** START **

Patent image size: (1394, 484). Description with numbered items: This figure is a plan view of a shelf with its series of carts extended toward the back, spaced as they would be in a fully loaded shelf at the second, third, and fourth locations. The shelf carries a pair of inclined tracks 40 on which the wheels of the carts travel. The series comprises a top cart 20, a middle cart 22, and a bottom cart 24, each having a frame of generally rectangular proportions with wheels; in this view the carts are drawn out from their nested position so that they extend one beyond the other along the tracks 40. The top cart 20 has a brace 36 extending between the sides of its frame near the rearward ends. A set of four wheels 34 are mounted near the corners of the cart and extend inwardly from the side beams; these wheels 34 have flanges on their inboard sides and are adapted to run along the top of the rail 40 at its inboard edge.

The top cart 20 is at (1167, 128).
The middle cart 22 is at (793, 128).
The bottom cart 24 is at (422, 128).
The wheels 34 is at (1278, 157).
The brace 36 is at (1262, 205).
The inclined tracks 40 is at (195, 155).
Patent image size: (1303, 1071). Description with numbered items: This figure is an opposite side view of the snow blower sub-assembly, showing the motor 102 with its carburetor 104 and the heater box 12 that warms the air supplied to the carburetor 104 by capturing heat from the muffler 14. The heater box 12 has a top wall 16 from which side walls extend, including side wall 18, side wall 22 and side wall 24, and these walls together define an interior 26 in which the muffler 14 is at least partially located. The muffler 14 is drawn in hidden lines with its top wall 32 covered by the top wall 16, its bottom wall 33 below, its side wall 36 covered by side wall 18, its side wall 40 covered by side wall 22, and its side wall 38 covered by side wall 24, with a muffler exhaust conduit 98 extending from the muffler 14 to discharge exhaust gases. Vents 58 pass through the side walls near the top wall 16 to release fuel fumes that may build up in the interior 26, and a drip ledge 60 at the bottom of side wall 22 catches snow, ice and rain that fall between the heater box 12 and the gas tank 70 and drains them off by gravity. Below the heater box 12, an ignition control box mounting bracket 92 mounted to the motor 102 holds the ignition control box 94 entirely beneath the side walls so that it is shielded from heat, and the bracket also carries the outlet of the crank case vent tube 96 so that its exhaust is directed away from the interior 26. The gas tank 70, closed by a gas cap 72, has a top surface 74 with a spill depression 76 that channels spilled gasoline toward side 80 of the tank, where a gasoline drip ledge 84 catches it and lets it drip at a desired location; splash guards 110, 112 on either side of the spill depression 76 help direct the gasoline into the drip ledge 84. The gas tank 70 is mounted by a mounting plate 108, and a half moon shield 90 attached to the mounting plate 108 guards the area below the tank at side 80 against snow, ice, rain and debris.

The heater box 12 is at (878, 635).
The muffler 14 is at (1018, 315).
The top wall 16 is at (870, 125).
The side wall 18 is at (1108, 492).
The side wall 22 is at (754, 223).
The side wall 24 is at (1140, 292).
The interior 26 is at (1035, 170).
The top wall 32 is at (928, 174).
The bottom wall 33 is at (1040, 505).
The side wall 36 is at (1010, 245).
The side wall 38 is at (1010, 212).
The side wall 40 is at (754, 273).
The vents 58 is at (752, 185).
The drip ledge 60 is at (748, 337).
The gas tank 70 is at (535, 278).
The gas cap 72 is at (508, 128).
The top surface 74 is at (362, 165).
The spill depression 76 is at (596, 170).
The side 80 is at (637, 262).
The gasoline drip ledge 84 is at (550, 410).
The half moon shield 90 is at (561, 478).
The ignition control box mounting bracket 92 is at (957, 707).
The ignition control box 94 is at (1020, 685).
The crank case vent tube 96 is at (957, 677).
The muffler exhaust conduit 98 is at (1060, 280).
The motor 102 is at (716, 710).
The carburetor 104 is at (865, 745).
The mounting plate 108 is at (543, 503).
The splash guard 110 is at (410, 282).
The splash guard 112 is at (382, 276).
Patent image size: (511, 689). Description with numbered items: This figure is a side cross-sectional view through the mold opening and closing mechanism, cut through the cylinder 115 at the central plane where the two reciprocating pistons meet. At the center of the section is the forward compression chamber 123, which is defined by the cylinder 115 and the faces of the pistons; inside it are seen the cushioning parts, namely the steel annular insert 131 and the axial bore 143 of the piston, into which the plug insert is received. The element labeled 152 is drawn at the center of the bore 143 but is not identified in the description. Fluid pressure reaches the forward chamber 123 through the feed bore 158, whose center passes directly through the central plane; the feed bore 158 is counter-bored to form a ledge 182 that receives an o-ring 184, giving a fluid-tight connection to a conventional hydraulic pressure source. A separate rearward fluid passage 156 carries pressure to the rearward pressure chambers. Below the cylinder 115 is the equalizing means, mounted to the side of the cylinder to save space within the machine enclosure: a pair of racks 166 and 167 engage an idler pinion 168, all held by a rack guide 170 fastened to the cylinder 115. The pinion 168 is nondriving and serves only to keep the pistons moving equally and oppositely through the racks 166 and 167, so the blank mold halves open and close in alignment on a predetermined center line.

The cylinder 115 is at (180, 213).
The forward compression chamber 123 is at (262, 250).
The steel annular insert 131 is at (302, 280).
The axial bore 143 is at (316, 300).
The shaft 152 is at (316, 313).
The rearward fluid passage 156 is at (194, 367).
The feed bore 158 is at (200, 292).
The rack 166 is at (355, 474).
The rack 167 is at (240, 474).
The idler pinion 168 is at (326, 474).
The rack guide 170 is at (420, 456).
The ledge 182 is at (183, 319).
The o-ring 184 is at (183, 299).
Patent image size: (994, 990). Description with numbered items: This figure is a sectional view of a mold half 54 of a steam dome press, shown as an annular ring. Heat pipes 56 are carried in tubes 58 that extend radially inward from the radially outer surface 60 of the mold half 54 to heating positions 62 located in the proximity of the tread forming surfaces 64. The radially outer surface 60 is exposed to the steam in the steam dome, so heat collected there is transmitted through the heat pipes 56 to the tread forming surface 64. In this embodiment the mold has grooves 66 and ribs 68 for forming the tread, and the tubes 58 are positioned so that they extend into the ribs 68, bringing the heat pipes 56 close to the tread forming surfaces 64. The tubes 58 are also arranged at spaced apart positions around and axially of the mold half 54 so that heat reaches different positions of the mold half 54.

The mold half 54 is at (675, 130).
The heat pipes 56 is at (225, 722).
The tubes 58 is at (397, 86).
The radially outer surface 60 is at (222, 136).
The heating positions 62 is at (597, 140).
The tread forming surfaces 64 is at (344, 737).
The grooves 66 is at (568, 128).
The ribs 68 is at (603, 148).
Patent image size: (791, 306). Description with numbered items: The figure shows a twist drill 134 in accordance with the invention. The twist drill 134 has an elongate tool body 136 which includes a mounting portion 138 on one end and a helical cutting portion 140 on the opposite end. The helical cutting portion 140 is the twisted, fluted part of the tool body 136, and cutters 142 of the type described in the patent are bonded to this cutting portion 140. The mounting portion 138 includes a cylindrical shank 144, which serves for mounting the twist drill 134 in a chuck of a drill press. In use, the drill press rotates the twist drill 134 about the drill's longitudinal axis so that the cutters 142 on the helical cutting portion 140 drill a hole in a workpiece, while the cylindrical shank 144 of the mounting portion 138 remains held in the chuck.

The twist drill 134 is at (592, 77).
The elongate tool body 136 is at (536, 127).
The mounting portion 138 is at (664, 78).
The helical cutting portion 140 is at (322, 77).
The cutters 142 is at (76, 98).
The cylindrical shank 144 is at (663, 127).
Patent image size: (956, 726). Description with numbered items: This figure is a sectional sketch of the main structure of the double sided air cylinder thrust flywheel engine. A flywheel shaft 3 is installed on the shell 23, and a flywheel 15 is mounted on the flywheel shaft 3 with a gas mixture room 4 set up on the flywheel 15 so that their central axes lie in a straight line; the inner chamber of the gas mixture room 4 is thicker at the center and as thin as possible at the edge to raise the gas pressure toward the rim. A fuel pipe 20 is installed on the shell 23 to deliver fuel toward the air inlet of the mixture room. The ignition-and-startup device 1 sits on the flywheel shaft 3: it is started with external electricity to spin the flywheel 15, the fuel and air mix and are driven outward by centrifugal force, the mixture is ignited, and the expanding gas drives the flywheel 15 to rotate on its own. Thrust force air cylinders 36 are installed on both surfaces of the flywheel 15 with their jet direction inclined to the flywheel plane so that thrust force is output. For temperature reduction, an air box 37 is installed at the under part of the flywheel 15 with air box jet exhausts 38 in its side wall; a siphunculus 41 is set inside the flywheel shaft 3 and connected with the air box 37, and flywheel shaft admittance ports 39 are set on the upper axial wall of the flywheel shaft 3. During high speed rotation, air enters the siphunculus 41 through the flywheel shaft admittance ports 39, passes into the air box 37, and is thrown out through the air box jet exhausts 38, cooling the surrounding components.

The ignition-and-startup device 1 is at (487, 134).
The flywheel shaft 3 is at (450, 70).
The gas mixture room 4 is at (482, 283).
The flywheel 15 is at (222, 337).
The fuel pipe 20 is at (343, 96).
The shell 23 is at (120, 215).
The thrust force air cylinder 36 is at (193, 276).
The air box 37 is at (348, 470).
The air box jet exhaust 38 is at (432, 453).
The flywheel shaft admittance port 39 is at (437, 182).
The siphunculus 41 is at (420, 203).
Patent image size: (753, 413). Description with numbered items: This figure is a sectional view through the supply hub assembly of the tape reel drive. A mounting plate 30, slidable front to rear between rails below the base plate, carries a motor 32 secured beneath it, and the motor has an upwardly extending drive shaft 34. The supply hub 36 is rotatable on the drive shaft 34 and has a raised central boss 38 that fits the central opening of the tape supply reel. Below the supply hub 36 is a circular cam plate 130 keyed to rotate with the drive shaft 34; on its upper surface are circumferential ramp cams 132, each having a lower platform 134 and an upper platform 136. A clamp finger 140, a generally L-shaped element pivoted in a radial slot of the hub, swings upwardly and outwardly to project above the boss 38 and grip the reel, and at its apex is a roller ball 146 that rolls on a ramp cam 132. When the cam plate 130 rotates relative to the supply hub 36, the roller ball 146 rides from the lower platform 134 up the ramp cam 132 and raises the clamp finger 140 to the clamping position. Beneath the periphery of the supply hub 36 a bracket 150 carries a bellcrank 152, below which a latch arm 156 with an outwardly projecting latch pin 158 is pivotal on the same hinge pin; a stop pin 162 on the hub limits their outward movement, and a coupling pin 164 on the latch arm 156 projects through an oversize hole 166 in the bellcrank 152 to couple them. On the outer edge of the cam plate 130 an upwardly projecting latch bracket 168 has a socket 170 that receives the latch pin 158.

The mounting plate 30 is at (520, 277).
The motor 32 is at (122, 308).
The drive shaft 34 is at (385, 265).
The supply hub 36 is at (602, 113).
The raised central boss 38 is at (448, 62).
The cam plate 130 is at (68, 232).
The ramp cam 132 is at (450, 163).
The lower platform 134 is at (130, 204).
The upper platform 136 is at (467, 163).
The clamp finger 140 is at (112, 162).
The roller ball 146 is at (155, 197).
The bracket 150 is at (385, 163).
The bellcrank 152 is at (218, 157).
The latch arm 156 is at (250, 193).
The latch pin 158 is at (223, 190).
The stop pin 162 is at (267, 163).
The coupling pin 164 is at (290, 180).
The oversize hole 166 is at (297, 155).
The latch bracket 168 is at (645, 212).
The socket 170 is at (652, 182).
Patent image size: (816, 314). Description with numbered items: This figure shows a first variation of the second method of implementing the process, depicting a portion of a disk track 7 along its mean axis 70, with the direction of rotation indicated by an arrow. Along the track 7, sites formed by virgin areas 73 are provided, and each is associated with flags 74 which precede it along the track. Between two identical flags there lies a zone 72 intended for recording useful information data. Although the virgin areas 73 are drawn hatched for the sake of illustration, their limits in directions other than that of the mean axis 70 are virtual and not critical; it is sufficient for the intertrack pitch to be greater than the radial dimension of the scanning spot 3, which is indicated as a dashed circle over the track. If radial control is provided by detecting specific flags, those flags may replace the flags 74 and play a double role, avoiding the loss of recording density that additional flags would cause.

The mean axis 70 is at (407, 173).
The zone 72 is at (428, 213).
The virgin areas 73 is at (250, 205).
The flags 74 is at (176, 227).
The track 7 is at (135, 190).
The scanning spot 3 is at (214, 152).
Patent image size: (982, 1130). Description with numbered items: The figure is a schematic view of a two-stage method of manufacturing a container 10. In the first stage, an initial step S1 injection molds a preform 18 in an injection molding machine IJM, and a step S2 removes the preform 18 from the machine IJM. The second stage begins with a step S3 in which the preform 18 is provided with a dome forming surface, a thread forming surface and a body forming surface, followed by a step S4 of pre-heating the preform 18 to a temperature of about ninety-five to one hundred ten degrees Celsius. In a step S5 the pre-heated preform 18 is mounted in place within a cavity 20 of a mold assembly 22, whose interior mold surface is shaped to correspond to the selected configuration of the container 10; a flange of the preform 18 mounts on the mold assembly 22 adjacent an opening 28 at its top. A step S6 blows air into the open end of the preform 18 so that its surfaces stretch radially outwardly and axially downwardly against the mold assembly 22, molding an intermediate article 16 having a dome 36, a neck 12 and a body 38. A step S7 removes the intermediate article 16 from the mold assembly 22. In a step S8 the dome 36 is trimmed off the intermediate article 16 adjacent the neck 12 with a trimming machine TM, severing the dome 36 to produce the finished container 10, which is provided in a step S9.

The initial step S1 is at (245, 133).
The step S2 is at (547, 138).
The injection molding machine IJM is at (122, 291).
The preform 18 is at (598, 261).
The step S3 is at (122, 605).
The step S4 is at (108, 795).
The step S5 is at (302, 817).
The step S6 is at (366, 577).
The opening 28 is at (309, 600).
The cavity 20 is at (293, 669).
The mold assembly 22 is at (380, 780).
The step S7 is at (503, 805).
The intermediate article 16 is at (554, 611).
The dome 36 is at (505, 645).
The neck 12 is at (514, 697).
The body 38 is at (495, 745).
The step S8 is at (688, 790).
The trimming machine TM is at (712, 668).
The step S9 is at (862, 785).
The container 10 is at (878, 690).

** END **

_Given request_
Render the listing from the line containing "Patent image size: (816, 314)." through the line containing "The scanning spot 3 is at (214, 152)." as a Markdown table with columns Row and Listing line, leaving out blank lines.

_Reply to the exercise_
| Row | Listing line |
|---|---|
| 1 | Patent image size: (816, 314). Description with numbered items: This figure shows a first variation of the second method of implementing the process, depicting a portion of a disk track 7 along its mean axis 70, with the direction of rotation indicated by an arrow. Along the track 7, sites formed by virgin areas 73 are provided, and each is associated with flags 74 which precede it along the track. Between two identical flags there lies a zone 72 intended for recording useful information data. Although the virgin areas 73 are drawn hatched for the sake of illustration, their limits in directions other than that of the mean axis 70 are virtual and not critical; it is sufficient for the intertrack pitch to be greater than the radial dimension of the scanning spot 3, which is indicated as a dashed circle over the track. If radial control is provided by detecting specific flags, those flags may replace the flags 74 and play a double role, avoiding the loss of recording density that additional flags would cause. |
| 2 | The mean axis 70 is at (407, 173). |
| 3 | The zone 72 is at (428, 213). |
| 4 | The virgin areas 73 is at (250, 205). |
| 5 | The flags 74 is at (176, 227). |
| 6 | The track 7 is at (135, 190). |
| 7 | The scanning spot 3 is at (214, 152). |